>> Begin Records provided

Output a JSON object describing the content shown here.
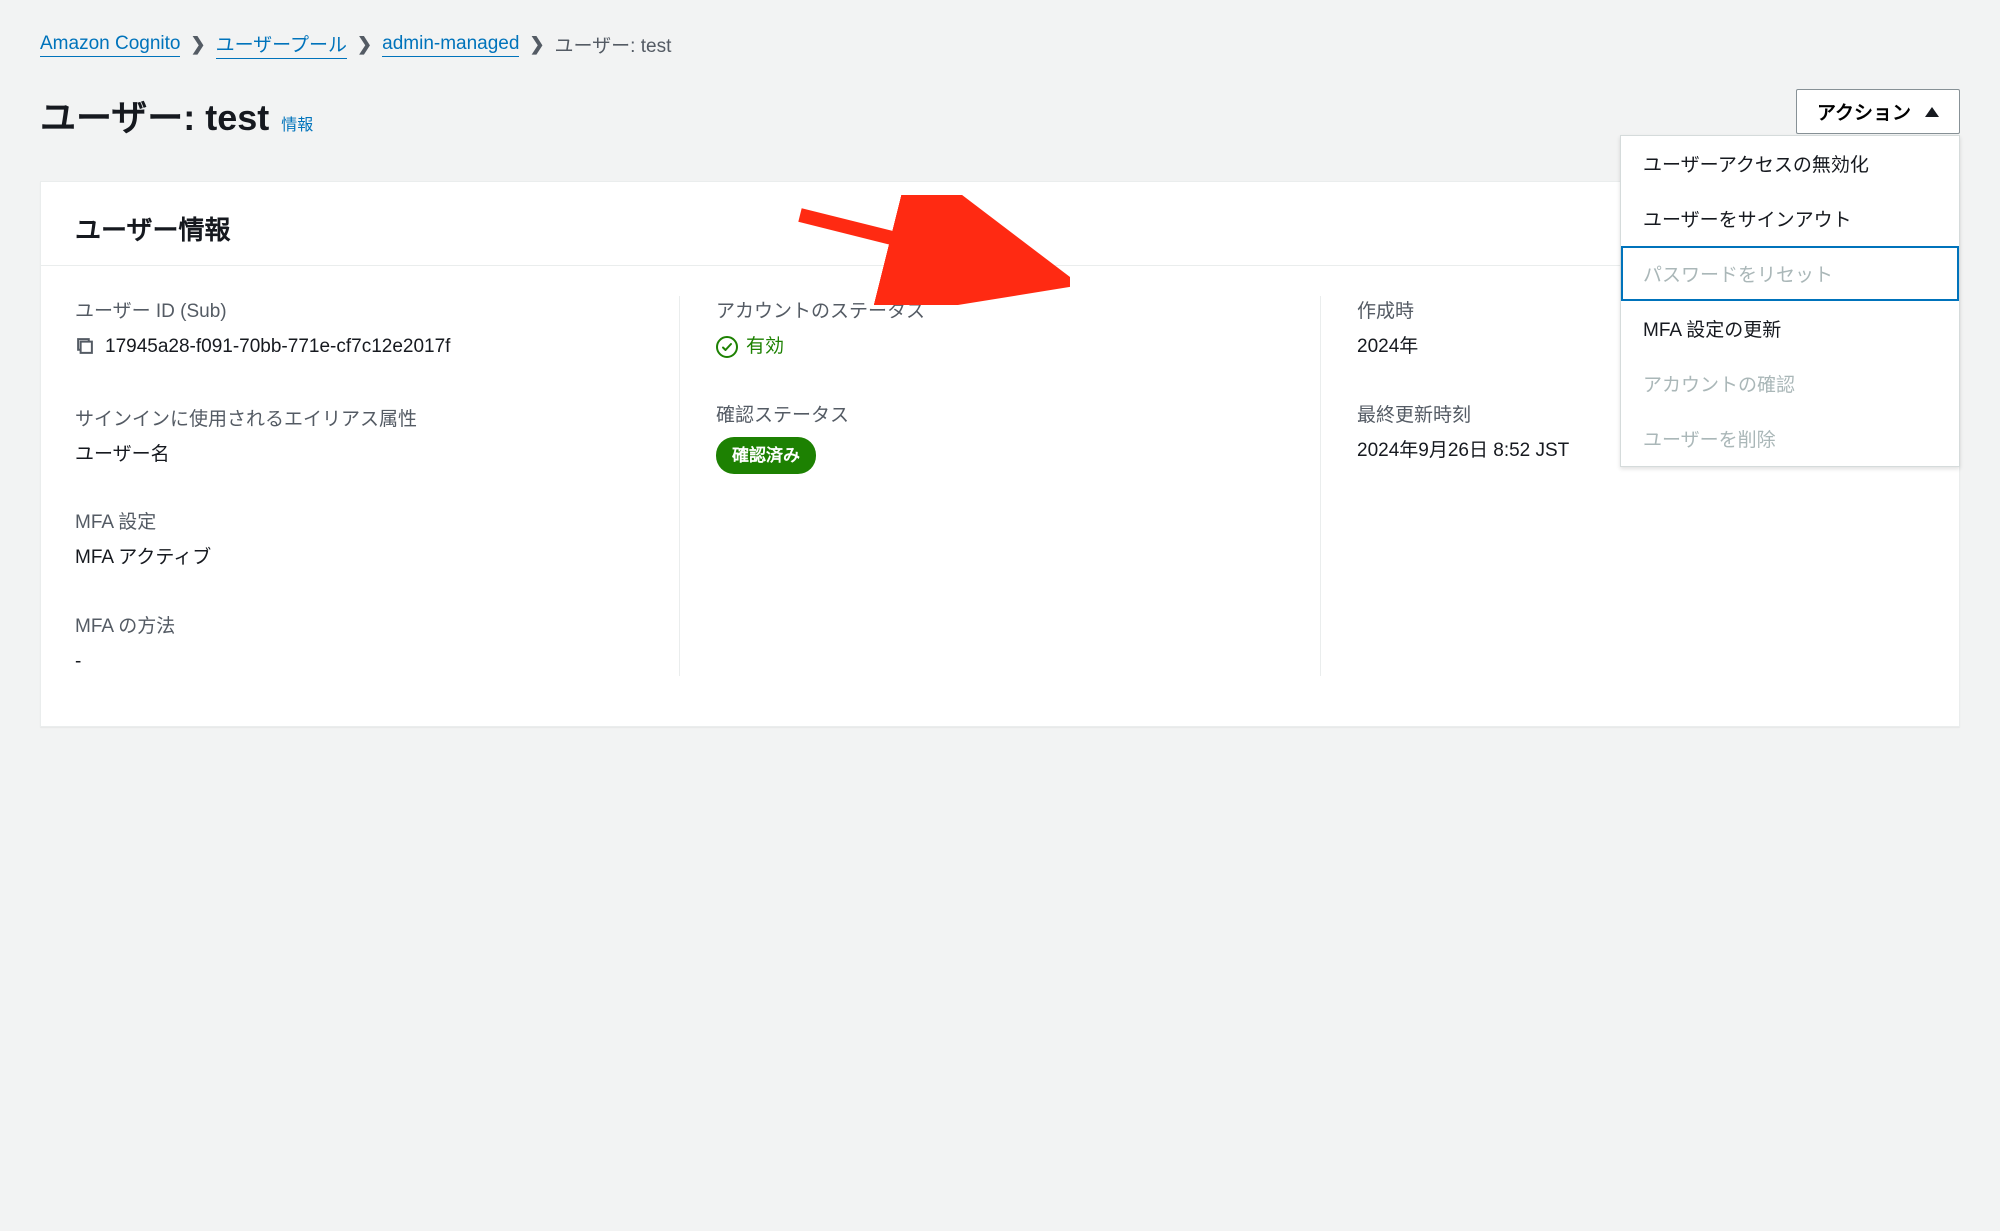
{
  "breadcrumb": {
    "items": [
      "Amazon Cognito",
      "ユーザープール",
      "admin-managed",
      "ユーザー: test"
    ]
  },
  "header": {
    "title": "ユーザー: test",
    "info_label": "情報"
  },
  "actions": {
    "button_label": "アクション",
    "menu": [
      {
        "label": "ユーザーアクセスの無効化",
        "enabled": true
      },
      {
        "label": "ユーザーをサインアウト",
        "enabled": true
      },
      {
        "label": "パスワードをリセット",
        "enabled": false,
        "highlighted": true
      },
      {
        "label": "MFA 設定の更新",
        "enabled": true
      },
      {
        "label": "アカウントの確認",
        "enabled": false
      },
      {
        "label": "ユーザーを削除",
        "enabled": false
      }
    ]
  },
  "panel": {
    "heading": "ユーザー情報",
    "col1": {
      "user_id_label": "ユーザー ID (Sub)",
      "user_id_value": "17945a28-f091-70bb-771e-cf7c12e2017f",
      "alias_label": "サインインに使用されるエイリアス属性",
      "alias_value": "ユーザー名",
      "mfa_setting_label": "MFA 設定",
      "mfa_setting_value": "MFA アクティブ",
      "mfa_method_label": "MFA の方法",
      "mfa_method_value": "-"
    },
    "col2": {
      "account_status_label": "アカウントのステータス",
      "account_status_value": "有効",
      "confirm_status_label": "確認ステータス",
      "confirm_status_value": "確認済み"
    },
    "col3": {
      "created_label": "作成時",
      "created_value": "2024年",
      "updated_label": "最終更新時刻",
      "updated_value": "2024年9月26日 8:52 JST"
    }
  }
}
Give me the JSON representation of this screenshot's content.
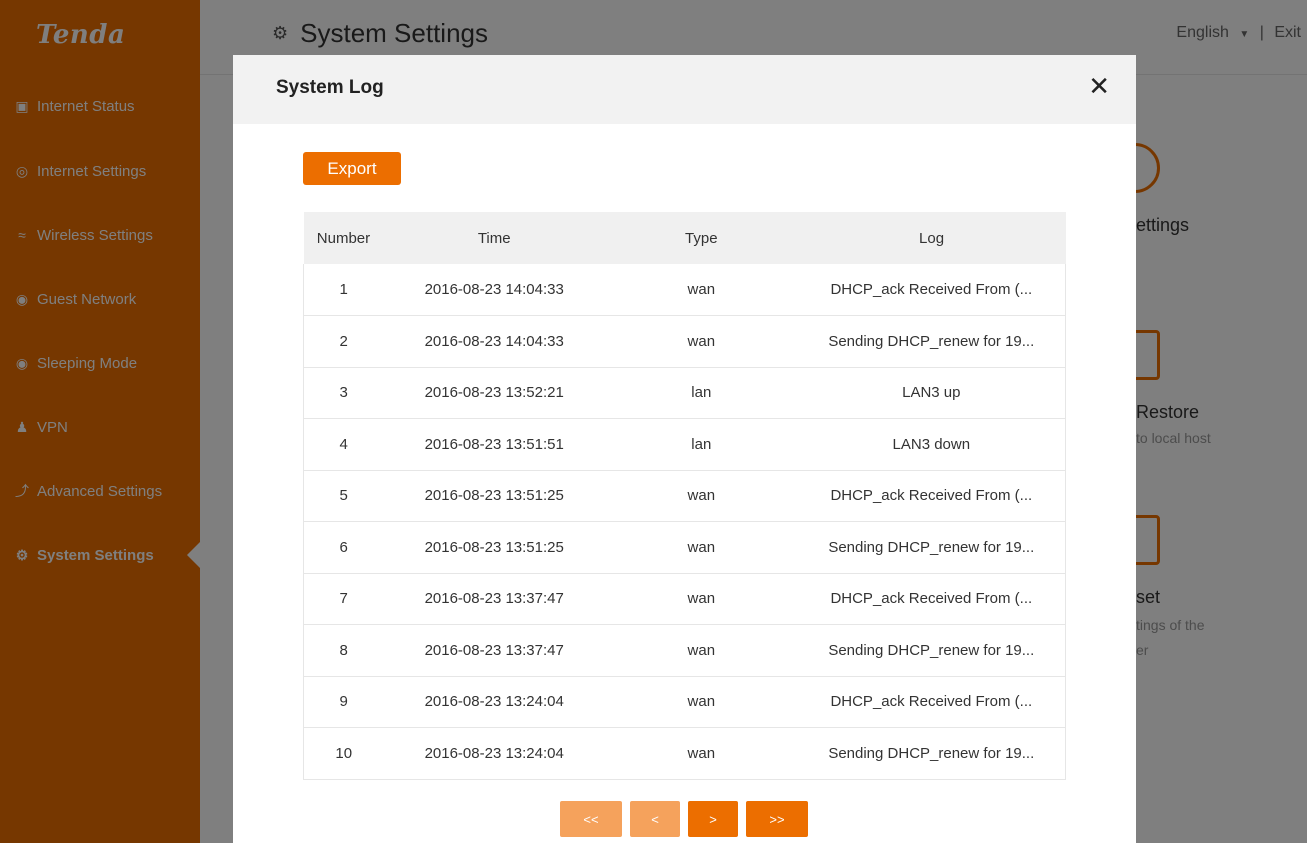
{
  "brand": "Tenda",
  "colors": {
    "accent": "#ec6e00",
    "sidebar": "#ec6e00",
    "disabled_btn": "#f5a25c"
  },
  "sidebar": {
    "items": [
      {
        "label": "Internet Status",
        "icon": "network-status-icon"
      },
      {
        "label": "Internet Settings",
        "icon": "globe-icon"
      },
      {
        "label": "Wireless Settings",
        "icon": "wifi-icon"
      },
      {
        "label": "Guest Network",
        "icon": "guest-icon"
      },
      {
        "label": "Sleeping Mode",
        "icon": "sleep-icon"
      },
      {
        "label": "VPN",
        "icon": "vpn-icon"
      },
      {
        "label": "Advanced Settings",
        "icon": "wrench-icon"
      },
      {
        "label": "System Settings",
        "icon": "gear-icon",
        "active": true
      }
    ]
  },
  "header": {
    "title": "System Settings",
    "language": "English",
    "separator": "|",
    "exit": "Exit"
  },
  "background": {
    "card1_title": "ettings",
    "card2_title": "Restore",
    "card2_sub": "to local host",
    "card3_title": "set",
    "card3_sub1": "tings of the",
    "card3_sub2": "er"
  },
  "modal": {
    "title": "System Log",
    "close": "✕",
    "export_label": "Export",
    "columns": [
      "Number",
      "Time",
      "Type",
      "Log"
    ],
    "rows": [
      {
        "number": "1",
        "time": "2016-08-23 14:04:33",
        "type": "wan",
        "log": "DHCP_ack Received From (..."
      },
      {
        "number": "2",
        "time": "2016-08-23 14:04:33",
        "type": "wan",
        "log": "Sending DHCP_renew for 19..."
      },
      {
        "number": "3",
        "time": "2016-08-23 13:52:21",
        "type": "lan",
        "log": "LAN3 up"
      },
      {
        "number": "4",
        "time": "2016-08-23 13:51:51",
        "type": "lan",
        "log": "LAN3 down"
      },
      {
        "number": "5",
        "time": "2016-08-23 13:51:25",
        "type": "wan",
        "log": "DHCP_ack Received From (..."
      },
      {
        "number": "6",
        "time": "2016-08-23 13:51:25",
        "type": "wan",
        "log": "Sending DHCP_renew for 19..."
      },
      {
        "number": "7",
        "time": "2016-08-23 13:37:47",
        "type": "wan",
        "log": "DHCP_ack Received From (..."
      },
      {
        "number": "8",
        "time": "2016-08-23 13:37:47",
        "type": "wan",
        "log": "Sending DHCP_renew for 19..."
      },
      {
        "number": "9",
        "time": "2016-08-23 13:24:04",
        "type": "wan",
        "log": "DHCP_ack Received From (..."
      },
      {
        "number": "10",
        "time": "2016-08-23 13:24:04",
        "type": "wan",
        "log": "Sending DHCP_renew for 19..."
      }
    ],
    "pager": {
      "first": "<<",
      "prev": "<",
      "next": ">",
      "last": ">>"
    }
  }
}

>> End Records provided

- **Problem requirements**: Reproduce every record above exactly, omitting the pictures.

- **Solved exercise**:
Output a JSON object describing the content shown here.
{
  "breadcrumb": {
    "items": [
      "Amazon Cognito",
      "ユーザープール",
      "admin-managed",
      "ユーザー: test"
    ]
  },
  "header": {
    "title": "ユーザー: test",
    "info_label": "情報"
  },
  "actions": {
    "button_label": "アクション",
    "menu": [
      {
        "label": "ユーザーアクセスの無効化",
        "enabled": true
      },
      {
        "label": "ユーザーをサインアウト",
        "enabled": true
      },
      {
        "label": "パスワードをリセット",
        "enabled": false,
        "highlighted": true
      },
      {
        "label": "MFA 設定の更新",
        "enabled": true
      },
      {
        "label": "アカウントの確認",
        "enabled": false
      },
      {
        "label": "ユーザーを削除",
        "enabled": false
      }
    ]
  },
  "panel": {
    "heading": "ユーザー情報",
    "col1": {
      "user_id_label": "ユーザー ID (Sub)",
      "user_id_value": "17945a28-f091-70bb-771e-cf7c12e2017f",
      "alias_label": "サインインに使用されるエイリアス属性",
      "alias_value": "ユーザー名",
      "mfa_setting_label": "MFA 設定",
      "mfa_setting_value": "MFA アクティブ",
      "mfa_method_label": "MFA の方法",
      "mfa_method_value": "-"
    },
    "col2": {
      "account_status_label": "アカウントのステータス",
      "account_status_value": "有効",
      "confirm_status_label": "確認ステータス",
      "confirm_status_value": "確認済み"
    },
    "col3": {
      "created_label": "作成時",
      "created_value": "2024年",
      "updated_label": "最終更新時刻",
      "updated_value": "2024年9月26日 8:52 JST"
    }
  }
}
Give me the JSON representation of this screenshot's content.
{
  "brand": "Tenda",
  "colors": {
    "accent": "#ec6e00",
    "sidebar": "#ec6e00",
    "disabled_btn": "#f5a25c"
  },
  "sidebar": {
    "items": [
      {
        "label": "Internet Status",
        "icon": "network-status-icon"
      },
      {
        "label": "Internet Settings",
        "icon": "globe-icon"
      },
      {
        "label": "Wireless Settings",
        "icon": "wifi-icon"
      },
      {
        "label": "Guest Network",
        "icon": "guest-icon"
      },
      {
        "label": "Sleeping Mode",
        "icon": "sleep-icon"
      },
      {
        "label": "VPN",
        "icon": "vpn-icon"
      },
      {
        "label": "Advanced Settings",
        "icon": "wrench-icon"
      },
      {
        "label": "System Settings",
        "icon": "gear-icon",
        "active": true
      }
    ]
  },
  "header": {
    "title": "System Settings",
    "language": "English",
    "separator": "|",
    "exit": "Exit"
  },
  "background": {
    "card1_title": "ettings",
    "card2_title": "Restore",
    "card2_sub": "to local host",
    "card3_title": "set",
    "card3_sub1": "tings of the",
    "card3_sub2": "er"
  },
  "modal": {
    "title": "System Log",
    "close": "✕",
    "export_label": "Export",
    "columns": [
      "Number",
      "Time",
      "Type",
      "Log"
    ],
    "rows": [
      {
        "number": "1",
        "time": "2016-08-23 14:04:33",
        "type": "wan",
        "log": "DHCP_ack Received From (..."
      },
      {
        "number": "2",
        "time": "2016-08-23 14:04:33",
        "type": "wan",
        "log": "Sending DHCP_renew for 19..."
      },
      {
        "number": "3",
        "time": "2016-08-23 13:52:21",
        "type": "lan",
        "log": "LAN3 up"
      },
      {
        "number": "4",
        "time": "2016-08-23 13:51:51",
        "type": "lan",
        "log": "LAN3 down"
      },
      {
        "number": "5",
        "time": "2016-08-23 13:51:25",
        "type": "wan",
        "log": "DHCP_ack Received From (..."
      },
      {
        "number": "6",
        "time": "2016-08-23 13:51:25",
        "type": "wan",
        "log": "Sending DHCP_renew for 19..."
      },
      {
        "number": "7",
        "time": "2016-08-23 13:37:47",
        "type": "wan",
        "log": "DHCP_ack Received From (..."
      },
      {
        "number": "8",
        "time": "2016-08-23 13:37:47",
        "type": "wan",
        "log": "Sending DHCP_renew for 19..."
      },
      {
        "number": "9",
        "time": "2016-08-23 13:24:04",
        "type": "wan",
        "log": "DHCP_ack Received From (..."
      },
      {
        "number": "10",
        "time": "2016-08-23 13:24:04",
        "type": "wan",
        "log": "Sending DHCP_renew for 19..."
      }
    ],
    "pager": {
      "first": "<<",
      "prev": "<",
      "next": ">",
      "last": ">>"
    }
  }
}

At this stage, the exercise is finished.